▸ **Objective**:
Write every line out verbatim and omit the pictures.

>> Start Dataset content

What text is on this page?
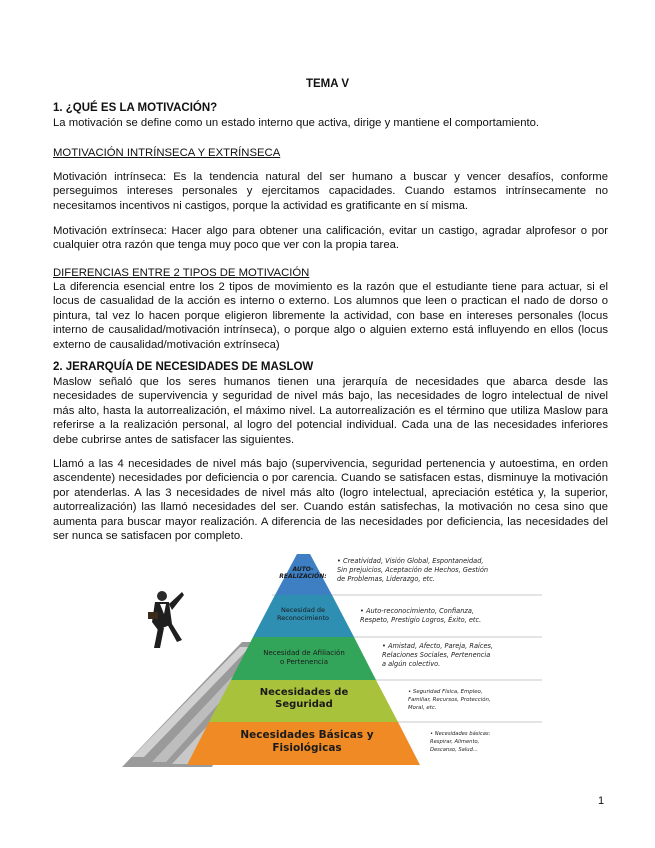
TEMA V
1. ¿QUÉ ES LA MOTIVACIÓN?
La motivación se define como un estado interno que activa, dirige y mantiene el comportamiento.
MOTIVACIÓN INTRÍNSECA Y EXTRÍNSECA
Motivación intrínseca: Es la tendencia natural del ser humano a buscar y vencer desafíos, conforme perseguimos intereses personales y ejercitamos capacidades. Cuando estamos intrínsecamente no necesitamos incentivos ni castigos, porque la actividad es gratificante en sí misma.
Motivación extrínseca: Hacer algo para obtener una calificación, evitar un castigo, agradar alprofesor o por cualquier otra razón que tenga muy poco que ver con la propia tarea.
DIFERENCIAS ENTRE 2 TIPOS DE MOTIVACIÓN
La diferencia esencial entre los 2 tipos de movimiento es la razón que el estudiante tiene para actuar, si el locus de casualidad de la acción es interno o externo. Los alumnos que leen o practican el nado de dorso o pintura, tal vez lo hacen porque eligieron libremente la actividad, con base en intereses personales (locus interno de causalidad/motivación intrínseca), o porque algo o alguien externo está influyendo en ellos (locus externo de causalidad/motivación extrínseca)
2. JERARQUÍA DE NECESIDADES DE MASLOW
Maslow señaló que los seres humanos tienen una jerarquía de necesidades que abarca desde las necesidades de supervivencia y seguridad de nivel más bajo, las necesidades de logro intelectual de nivel más alto, hasta la autorrealización, el máximo nivel. La autorrealización es el término que utiliza Maslow para referirse a la realización personal, al logro del potencial individual. Cada una de las necesidades inferiores debe cubrirse antes de satisfacer las siguientes.
Llamó a las 4 necesidades de nivel más bajo (supervivencia, seguridad pertenencia y autoestima, en orden ascendente) necesidades por deficiencia o por carencia. Cuando se satisfacen estas, disminuye la motivación por atenderlas. A las 3 necesidades de nivel más alto (logro intelectual, apreciación estética y, la superior, autorrealización) las llamó necesidades del ser. Cuando están satisfechas, la motivación no cesa sino que aumenta para buscar mayor realización. A diferencia de las necesidades por deficiencia, las necesidades del ser nunca se satisfacen por completo.
AUTO-
REALIZACIÓN:
Necesidad de
Reconocimiento
Necesidad de Afiliación
o Pertenencia
Necesidades de
Seguridad
Necesidades Básicas y
Fisiológicas
• Creatividad, Visión Global, Espontaneidad,
Sin prejuicios, Aceptación de Hechos, Gestión
de Problemas, Liderazgo, etc.
• Auto-reconocimiento, Confianza,
Respeto, Prestigio Logros, Éxito, etc.
• Amistad, Afecto, Pareja, Raíces,
Relaciones Sociales, Pertenencia
a algún colectivo.
• Seguridad Física, Empleo,
Familiar, Recursos, Protección,
Moral, etc.
• Necesidades básicas:
Respirar, Alimento,
Descanso, Salud...
1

>> End Dataset content

▸ **Exercise output**:
What text is on this page?
TEMA V
1. ¿QUÉ ES LA MOTIVACIÓN?
La motivación se define como un estado interno que activa, dirige y mantiene el comportamiento.
MOTIVACIÓN INTRÍNSECA Y EXTRÍNSECA
Motivación intrínseca: Es la tendencia natural del ser humano a buscar y vencer desafíos, conforme perseguimos intereses personales y ejercitamos capacidades. Cuando estamos intrínsecamente no necesitamos incentivos ni castigos, porque la actividad es gratificante en sí misma.
Motivación extrínseca: Hacer algo para obtener una calificación, evitar un castigo, agradar alprofesor o por cualquier otra razón que tenga muy poco que ver con la propia tarea.
DIFERENCIAS ENTRE 2 TIPOS DE MOTIVACIÓN
La diferencia esencial entre los 2 tipos de movimiento es la razón que el estudiante tiene para actuar, si el locus de casualidad de la acción es interno o externo. Los alumnos que leen o practican el nado de dorso o pintura, tal vez lo hacen porque eligieron libremente la actividad, con base en intereses personales (locus interno de causalidad/motivación intrínseca), o porque algo o alguien externo está influyendo en ellos (locus externo de causalidad/motivación extrínseca)
2. JERARQUÍA DE NECESIDADES DE MASLOW
Maslow señaló que los seres humanos tienen una jerarquía de necesidades que abarca desde las necesidades de supervivencia y seguridad de nivel más bajo, las necesidades de logro intelectual de nivel más alto, hasta la autorrealización, el máximo nivel. La autorrealización es el término que utiliza Maslow para referirse a la realización personal, al logro del potencial individual. Cada una de las necesidades inferiores debe cubrirse antes de satisfacer las siguientes.
Llamó a las 4 necesidades de nivel más bajo (supervivencia, seguridad pertenencia y autoestima, en orden ascendente) necesidades por deficiencia o por carencia. Cuando se satisfacen estas, disminuye la motivación por atenderlas. A las 3 necesidades de nivel más alto (logro intelectual, apreciación estética y, la superior, autorrealización) las llamó necesidades del ser. Cuando están satisfechas, la motivación no cesa sino que aumenta para buscar mayor realización. A diferencia de las necesidades por deficiencia, las necesidades del ser nunca se satisfacen por completo.
AUTO-
REALIZACIÓN:
Necesidad de
Reconocimiento
Necesidad de Afiliación
o Pertenencia
Necesidades de
Seguridad
Necesidades Básicas y
Fisiológicas
• Creatividad, Visión Global, Espontaneidad,
Sin prejuicios, Aceptación de Hechos, Gestión
de Problemas, Liderazgo, etc.
• Auto-reconocimiento, Confianza,
Respeto, Prestigio Logros, Éxito, etc.
• Amistad, Afecto, Pareja, Raíces,
Relaciones Sociales, Pertenencia
a algún colectivo.
• Seguridad Física, Empleo,
Familiar, Recursos, Protección,
Moral, etc.
• Necesidades básicas:
Respirar, Alimento,
Descanso, Salud...
1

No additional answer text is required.